Print the records below exactly as they appear.

(Records that describe figures)
□ □ □ □ □ □ □
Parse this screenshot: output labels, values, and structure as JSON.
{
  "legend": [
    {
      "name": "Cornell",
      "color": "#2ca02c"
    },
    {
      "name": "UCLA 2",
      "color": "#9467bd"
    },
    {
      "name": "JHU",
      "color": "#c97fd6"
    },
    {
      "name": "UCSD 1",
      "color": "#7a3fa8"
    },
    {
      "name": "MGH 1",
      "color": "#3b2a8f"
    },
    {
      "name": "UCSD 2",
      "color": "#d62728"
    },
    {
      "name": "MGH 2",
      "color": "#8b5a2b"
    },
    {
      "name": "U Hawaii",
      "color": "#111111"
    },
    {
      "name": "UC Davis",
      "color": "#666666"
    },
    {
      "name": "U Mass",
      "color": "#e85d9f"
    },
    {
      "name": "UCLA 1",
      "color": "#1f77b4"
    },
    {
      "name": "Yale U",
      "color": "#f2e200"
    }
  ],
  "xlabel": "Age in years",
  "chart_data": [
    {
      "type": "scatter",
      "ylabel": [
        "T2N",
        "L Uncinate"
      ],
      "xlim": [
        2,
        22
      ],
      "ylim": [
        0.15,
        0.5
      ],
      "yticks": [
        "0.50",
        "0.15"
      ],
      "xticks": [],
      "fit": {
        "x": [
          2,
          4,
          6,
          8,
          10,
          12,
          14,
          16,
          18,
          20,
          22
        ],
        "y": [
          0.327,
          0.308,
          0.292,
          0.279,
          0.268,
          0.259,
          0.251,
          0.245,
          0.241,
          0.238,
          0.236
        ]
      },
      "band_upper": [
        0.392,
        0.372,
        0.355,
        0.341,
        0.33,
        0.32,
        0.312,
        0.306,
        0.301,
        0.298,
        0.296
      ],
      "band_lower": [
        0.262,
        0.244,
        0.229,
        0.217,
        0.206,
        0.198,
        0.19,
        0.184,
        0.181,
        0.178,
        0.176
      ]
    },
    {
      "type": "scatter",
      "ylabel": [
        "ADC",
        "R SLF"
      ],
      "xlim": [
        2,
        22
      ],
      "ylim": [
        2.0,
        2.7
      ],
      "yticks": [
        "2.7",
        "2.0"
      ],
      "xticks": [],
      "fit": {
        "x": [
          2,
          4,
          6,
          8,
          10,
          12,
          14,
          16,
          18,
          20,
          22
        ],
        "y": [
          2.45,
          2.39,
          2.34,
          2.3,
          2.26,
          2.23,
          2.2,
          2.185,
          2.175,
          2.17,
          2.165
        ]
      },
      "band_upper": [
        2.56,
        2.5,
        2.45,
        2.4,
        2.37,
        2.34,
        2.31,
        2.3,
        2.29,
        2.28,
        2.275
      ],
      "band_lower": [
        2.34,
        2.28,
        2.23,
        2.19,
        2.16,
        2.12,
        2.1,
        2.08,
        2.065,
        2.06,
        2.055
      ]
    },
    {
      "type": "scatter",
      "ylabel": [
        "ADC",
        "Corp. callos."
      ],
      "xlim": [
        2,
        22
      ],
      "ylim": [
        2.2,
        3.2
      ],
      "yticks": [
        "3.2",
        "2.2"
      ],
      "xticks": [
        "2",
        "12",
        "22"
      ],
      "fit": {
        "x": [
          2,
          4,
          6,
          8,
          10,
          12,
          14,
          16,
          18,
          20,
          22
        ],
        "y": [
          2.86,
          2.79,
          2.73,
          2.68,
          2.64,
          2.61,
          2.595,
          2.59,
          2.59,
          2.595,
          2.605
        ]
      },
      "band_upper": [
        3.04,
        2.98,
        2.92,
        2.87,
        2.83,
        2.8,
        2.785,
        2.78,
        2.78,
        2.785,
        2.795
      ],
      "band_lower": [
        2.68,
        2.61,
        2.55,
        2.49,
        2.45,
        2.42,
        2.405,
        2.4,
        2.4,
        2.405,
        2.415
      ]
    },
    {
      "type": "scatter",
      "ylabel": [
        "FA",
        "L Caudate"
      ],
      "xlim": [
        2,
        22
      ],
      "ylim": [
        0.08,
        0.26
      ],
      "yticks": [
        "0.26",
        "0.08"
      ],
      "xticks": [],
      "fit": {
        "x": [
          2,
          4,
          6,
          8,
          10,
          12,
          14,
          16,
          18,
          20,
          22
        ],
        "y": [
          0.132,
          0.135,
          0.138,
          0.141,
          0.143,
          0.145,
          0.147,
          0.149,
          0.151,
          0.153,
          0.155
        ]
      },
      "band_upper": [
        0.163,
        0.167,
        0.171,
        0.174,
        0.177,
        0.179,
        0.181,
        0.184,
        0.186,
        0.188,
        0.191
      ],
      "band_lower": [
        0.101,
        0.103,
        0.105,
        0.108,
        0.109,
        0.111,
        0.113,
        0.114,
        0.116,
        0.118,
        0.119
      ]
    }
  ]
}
□ □ □ □ □ □ □
◆ **Problem solution**:
Parse this screenshot: output labels, values, and structure as JSON.
{
  "legend": [
    {
      "name": "Cornell",
      "color": "#2ca02c"
    },
    {
      "name": "UCLA 2",
      "color": "#9467bd"
    },
    {
      "name": "JHU",
      "color": "#c97fd6"
    },
    {
      "name": "UCSD 1",
      "color": "#7a3fa8"
    },
    {
      "name": "MGH 1",
      "color": "#3b2a8f"
    },
    {
      "name": "UCSD 2",
      "color": "#d62728"
    },
    {
      "name": "MGH 2",
      "color": "#8b5a2b"
    },
    {
      "name": "U Hawaii",
      "color": "#111111"
    },
    {
      "name": "UC Davis",
      "color": "#666666"
    },
    {
      "name": "U Mass",
      "color": "#e85d9f"
    },
    {
      "name": "UCLA 1",
      "color": "#1f77b4"
    },
    {
      "name": "Yale U",
      "color": "#f2e200"
    }
  ],
  "xlabel": "Age in years",
  "chart_data": [
    {
      "type": "scatter",
      "ylabel": [
        "T2N",
        "L Uncinate"
      ],
      "xlim": [
        2,
        22
      ],
      "ylim": [
        0.15,
        0.5
      ],
      "yticks": [
        "0.50",
        "0.15"
      ],
      "xticks": [],
      "fit": {
        "x": [
          2,
          4,
          6,
          8,
          10,
          12,
          14,
          16,
          18,
          20,
          22
        ],
        "y": [
          0.327,
          0.308,
          0.292,
          0.279,
          0.268,
          0.259,
          0.251,
          0.245,
          0.241,
          0.238,
          0.236
        ]
      },
      "band_upper": [
        0.392,
        0.372,
        0.355,
        0.341,
        0.33,
        0.32,
        0.312,
        0.306,
        0.301,
        0.298,
        0.296
      ],
      "band_lower": [
        0.262,
        0.244,
        0.229,
        0.217,
        0.206,
        0.198,
        0.19,
        0.184,
        0.181,
        0.178,
        0.176
      ]
    },
    {
      "type": "scatter",
      "ylabel": [
        "ADC",
        "R SLF"
      ],
      "xlim": [
        2,
        22
      ],
      "ylim": [
        2.0,
        2.7
      ],
      "yticks": [
        "2.7",
        "2.0"
      ],
      "xticks": [],
      "fit": {
        "x": [
          2,
          4,
          6,
          8,
          10,
          12,
          14,
          16,
          18,
          20,
          22
        ],
        "y": [
          2.45,
          2.39,
          2.34,
          2.3,
          2.26,
          2.23,
          2.2,
          2.185,
          2.175,
          2.17,
          2.165
        ]
      },
      "band_upper": [
        2.56,
        2.5,
        2.45,
        2.4,
        2.37,
        2.34,
        2.31,
        2.3,
        2.29,
        2.28,
        2.275
      ],
      "band_lower": [
        2.34,
        2.28,
        2.23,
        2.19,
        2.16,
        2.12,
        2.1,
        2.08,
        2.065,
        2.06,
        2.055
      ]
    },
    {
      "type": "scatter",
      "ylabel": [
        "ADC",
        "Corp. callos."
      ],
      "xlim": [
        2,
        22
      ],
      "ylim": [
        2.2,
        3.2
      ],
      "yticks": [
        "3.2",
        "2.2"
      ],
      "xticks": [
        "2",
        "12",
        "22"
      ],
      "fit": {
        "x": [
          2,
          4,
          6,
          8,
          10,
          12,
          14,
          16,
          18,
          20,
          22
        ],
        "y": [
          2.86,
          2.79,
          2.73,
          2.68,
          2.64,
          2.61,
          2.595,
          2.59,
          2.59,
          2.595,
          2.605
        ]
      },
      "band_upper": [
        3.04,
        2.98,
        2.92,
        2.87,
        2.83,
        2.8,
        2.785,
        2.78,
        2.78,
        2.785,
        2.795
      ],
      "band_lower": [
        2.68,
        2.61,
        2.55,
        2.49,
        2.45,
        2.42,
        2.405,
        2.4,
        2.4,
        2.405,
        2.415
      ]
    },
    {
      "type": "scatter",
      "ylabel": [
        "FA",
        "L Caudate"
      ],
      "xlim": [
        2,
        22
      ],
      "ylim": [
        0.08,
        0.26
      ],
      "yticks": [
        "0.26",
        "0.08"
      ],
      "xticks": [],
      "fit": {
        "x": [
          2,
          4,
          6,
          8,
          10,
          12,
          14,
          16,
          18,
          20,
          22
        ],
        "y": [
          0.132,
          0.135,
          0.138,
          0.141,
          0.143,
          0.145,
          0.147,
          0.149,
          0.151,
          0.153,
          0.155
        ]
      },
      "band_upper": [
        0.163,
        0.167,
        0.171,
        0.174,
        0.177,
        0.179,
        0.181,
        0.184,
        0.186,
        0.188,
        0.191
      ],
      "band_lower": [
        0.101,
        0.103,
        0.105,
        0.108,
        0.109,
        0.111,
        0.113,
        0.114,
        0.116,
        0.118,
        0.119
      ]
    }
  ]
}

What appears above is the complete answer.